((
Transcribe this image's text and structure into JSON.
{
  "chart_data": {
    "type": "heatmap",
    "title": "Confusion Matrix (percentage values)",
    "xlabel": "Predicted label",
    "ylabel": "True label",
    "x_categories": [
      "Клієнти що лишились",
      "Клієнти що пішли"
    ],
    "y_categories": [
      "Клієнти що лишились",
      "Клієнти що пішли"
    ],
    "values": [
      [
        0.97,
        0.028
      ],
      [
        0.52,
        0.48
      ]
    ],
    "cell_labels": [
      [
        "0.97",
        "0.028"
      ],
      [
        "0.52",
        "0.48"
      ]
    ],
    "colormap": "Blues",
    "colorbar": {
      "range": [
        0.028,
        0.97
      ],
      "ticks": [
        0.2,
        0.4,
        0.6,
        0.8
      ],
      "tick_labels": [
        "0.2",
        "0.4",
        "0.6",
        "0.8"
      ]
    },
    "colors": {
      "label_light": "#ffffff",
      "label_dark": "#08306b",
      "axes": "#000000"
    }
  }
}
))
• **Task details**:
Recopy the entries above in their entirety, exactly.

• **Solution to this problem**:
Transcribe this image's text and structure into JSON.
{
  "chart_data": {
    "type": "heatmap",
    "title": "Confusion Matrix (percentage values)",
    "xlabel": "Predicted label",
    "ylabel": "True label",
    "x_categories": [
      "Клієнти що лишились",
      "Клієнти що пішли"
    ],
    "y_categories": [
      "Клієнти що лишились",
      "Клієнти що пішли"
    ],
    "values": [
      [
        0.97,
        0.028
      ],
      [
        0.52,
        0.48
      ]
    ],
    "cell_labels": [
      [
        "0.97",
        "0.028"
      ],
      [
        "0.52",
        "0.48"
      ]
    ],
    "colormap": "Blues",
    "colorbar": {
      "range": [
        0.028,
        0.97
      ],
      "ticks": [
        0.2,
        0.4,
        0.6,
        0.8
      ],
      "tick_labels": [
        "0.2",
        "0.4",
        "0.6",
        "0.8"
      ]
    },
    "colors": {
      "label_light": "#ffffff",
      "label_dark": "#08306b",
      "axes": "#000000"
    }
  }
}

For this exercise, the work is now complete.